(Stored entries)

#####

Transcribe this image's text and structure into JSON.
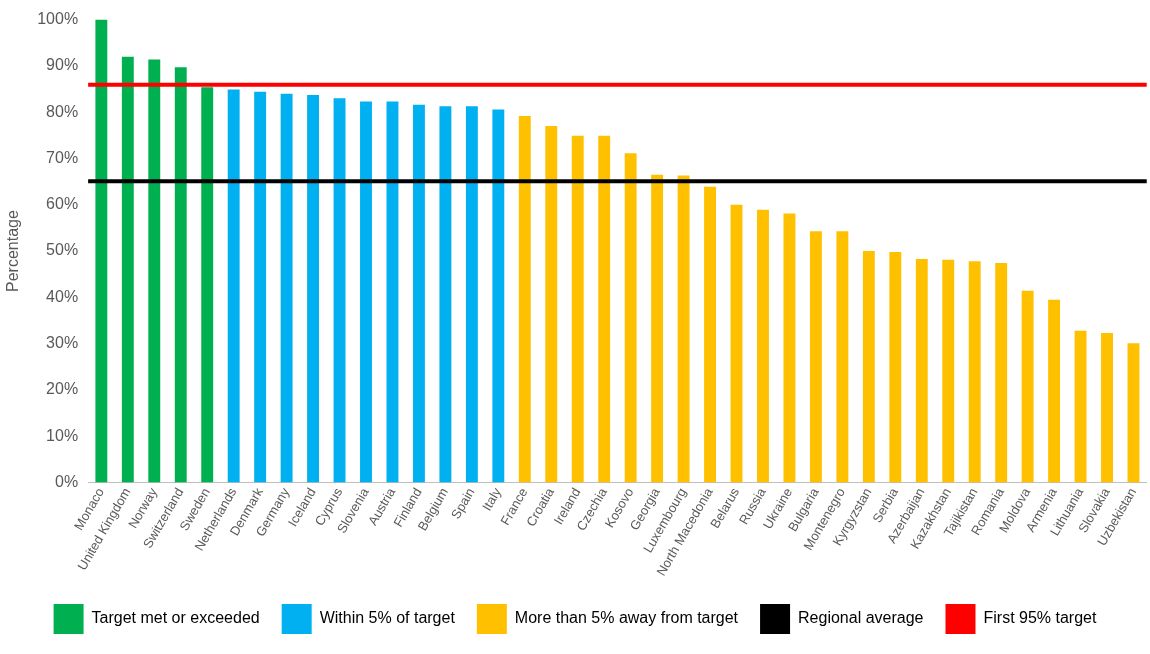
{
  "chart_data": {
    "type": "bar",
    "ylabel": "Percentage",
    "categories": [
      "Monaco",
      "United Kingdom",
      "Norway",
      "Switzerland",
      "Sweden",
      "Netherlands",
      "Denmark",
      "Germany",
      "Iceland",
      "Cyprus",
      "Slovenia",
      "Austria",
      "Finland",
      "Belgium",
      "Spain",
      "Italy",
      "France",
      "Croatia",
      "Ireland",
      "Czechia",
      "Kosovo",
      "Georgia",
      "Luxembourg",
      "North Macedonia",
      "Belarus",
      "Russia",
      "Ukraine",
      "Bulgaria",
      "Montenegro",
      "Kyrgyzstan",
      "Serbia",
      "Azerbaijan",
      "Kazakhstan",
      "Tajikistan",
      "Romania",
      "Moldova",
      "Armenia",
      "Lithuania",
      "Slovakia",
      "Uzbekistan"
    ],
    "series": [
      {
        "name": "Target met or exceeded",
        "color": "#00b050",
        "values": [
          100,
          92,
          91.4,
          89.7,
          85.4,
          null,
          null,
          null,
          null,
          null,
          null,
          null,
          null,
          null,
          null,
          null,
          null,
          null,
          null,
          null,
          null,
          null,
          null,
          null,
          null,
          null,
          null,
          null,
          null,
          null,
          null,
          null,
          null,
          null,
          null,
          null,
          null,
          null,
          null,
          null
        ]
      },
      {
        "name": "Within 5% of target",
        "color": "#00b0f0",
        "values": [
          null,
          null,
          null,
          null,
          null,
          84.9,
          84.4,
          84,
          83.7,
          83,
          82.3,
          82.3,
          81.6,
          81.3,
          81.3,
          80.6,
          null,
          null,
          null,
          null,
          null,
          null,
          null,
          null,
          null,
          null,
          null,
          null,
          null,
          null,
          null,
          null,
          null,
          null,
          null,
          null,
          null,
          null,
          null,
          null
        ]
      },
      {
        "name": "More than 5% away from target",
        "color": "#ffc000",
        "values": [
          null,
          null,
          null,
          null,
          null,
          null,
          null,
          null,
          null,
          null,
          null,
          null,
          null,
          null,
          null,
          null,
          79.2,
          77,
          74.9,
          74.9,
          71.1,
          66.5,
          66.3,
          63.9,
          60,
          58.9,
          58.1,
          54.3,
          54.3,
          50,
          49.8,
          48.3,
          48.1,
          47.8,
          47.4,
          41.4,
          39.5,
          32.8,
          32.3,
          30.1
        ]
      }
    ],
    "ref_lines": [
      {
        "axis": "y",
        "value": 65.1,
        "label": "Regional average",
        "color": "#000000"
      },
      {
        "axis": "y",
        "value": 85.9,
        "label": "First 95% target",
        "color": "#ff0000"
      }
    ],
    "ylim": [
      0,
      100
    ],
    "yticks": [
      {
        "value": 0,
        "label": "0%"
      },
      {
        "value": 10,
        "label": "10%"
      },
      {
        "value": 20,
        "label": "20%"
      },
      {
        "value": 30,
        "label": "30%"
      },
      {
        "value": 40,
        "label": "40%"
      },
      {
        "value": 50,
        "label": "50%"
      },
      {
        "value": 60,
        "label": "60%"
      },
      {
        "value": 70,
        "label": "70%"
      },
      {
        "value": 80,
        "label": "80%"
      },
      {
        "value": 90,
        "label": "90%"
      },
      {
        "value": 100,
        "label": "100%"
      }
    ],
    "grid": false,
    "legend": "bottom"
  }
}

#####

## Exercise prompt
Gather from the records above every line containing the string "color".

## Solution to this task
        "color": "#00b050",
        "color": "#00b0f0",
        "color": "#ffc000",
        "color": "#000000"
        "color": "#ff0000"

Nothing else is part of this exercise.